## INSTRUCTIONS FOR THE TASK
Write out all records as given; omit images.

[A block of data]

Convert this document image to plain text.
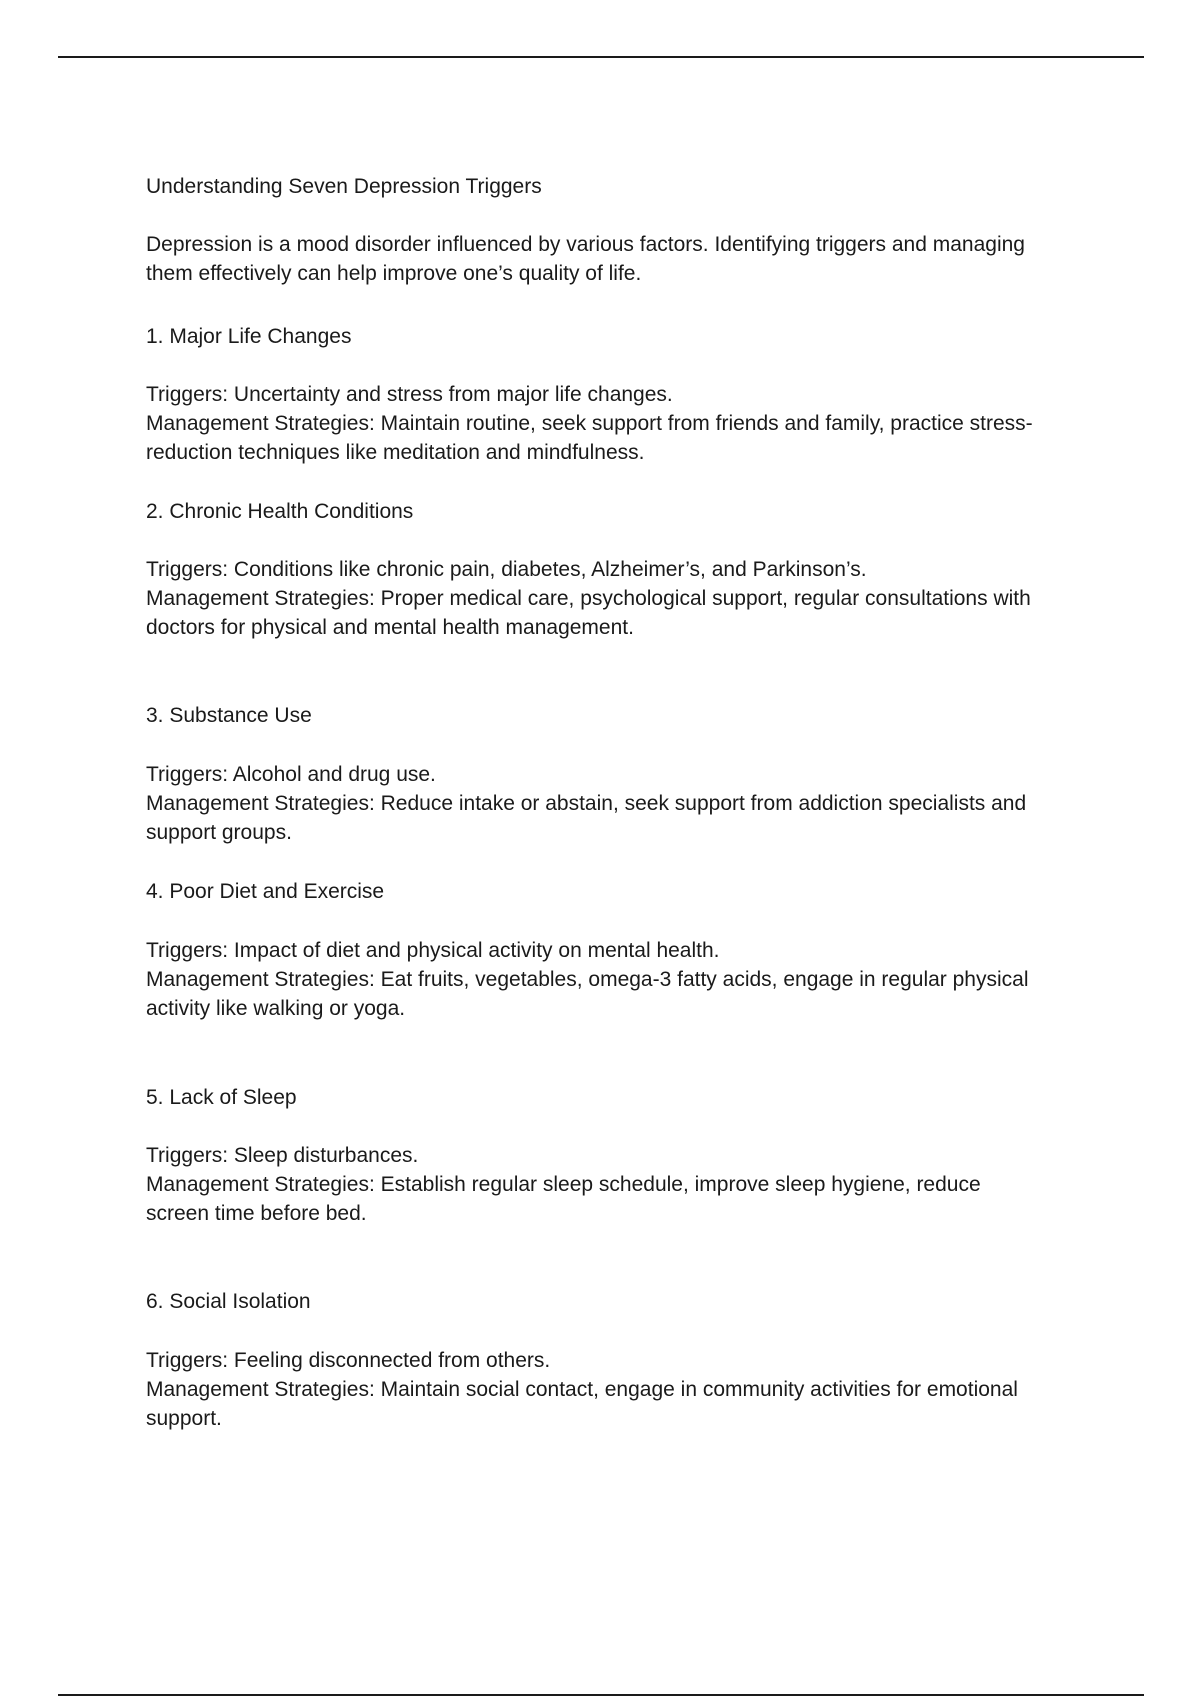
Understanding Seven Depression Triggers

Depression is a mood disorder influenced by various factors. Identifying triggers and managing
them effectively can help improve one’s quality of life.

1. Major Life Changes

Triggers: Uncertainty and stress from major life changes.
Management Strategies: Maintain routine, seek support from friends and family, practice stress-
reduction techniques like meditation and mindfulness.

2. Chronic Health Conditions

Triggers: Conditions like chronic pain, diabetes, Alzheimer’s, and Parkinson’s.
Management Strategies: Proper medical care, psychological support, regular consultations with
doctors for physical and mental health management.

3. Substance Use

Triggers: Alcohol and drug use.
Management Strategies: Reduce intake or abstain, seek support from addiction specialists and
support groups.

4. Poor Diet and Exercise

Triggers: Impact of diet and physical activity on mental health.
Management Strategies: Eat fruits, vegetables, omega-3 fatty acids, engage in regular physical
activity like walking or yoga.

5. Lack of Sleep

Triggers: Sleep disturbances.
Management Strategies: Establish regular sleep schedule, improve sleep hygiene, reduce
screen time before bed.

6. Social Isolation

Triggers: Feeling disconnected from others.
Management Strategies: Maintain social contact, engage in community activities for emotional
support.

## THE COMPLETED TASK
Convert this document image to plain text.
Understanding Seven Depression Triggers

Depression is a mood disorder influenced by various factors. Identifying triggers and managing
them effectively can help improve one’s quality of life.

1. Major Life Changes

Triggers: Uncertainty and stress from major life changes.
Management Strategies: Maintain routine, seek support from friends and family, practice stress-
reduction techniques like meditation and mindfulness.

2. Chronic Health Conditions

Triggers: Conditions like chronic pain, diabetes, Alzheimer’s, and Parkinson’s.
Management Strategies: Proper medical care, psychological support, regular consultations with
doctors for physical and mental health management.

3. Substance Use

Triggers: Alcohol and drug use.
Management Strategies: Reduce intake or abstain, seek support from addiction specialists and
support groups.

4. Poor Diet and Exercise

Triggers: Impact of diet and physical activity on mental health.
Management Strategies: Eat fruits, vegetables, omega-3 fatty acids, engage in regular physical
activity like walking or yoga.

5. Lack of Sleep

Triggers: Sleep disturbances.
Management Strategies: Establish regular sleep schedule, improve sleep hygiene, reduce
screen time before bed.

6. Social Isolation

Triggers: Feeling disconnected from others.
Management Strategies: Maintain social contact, engage in community activities for emotional
support.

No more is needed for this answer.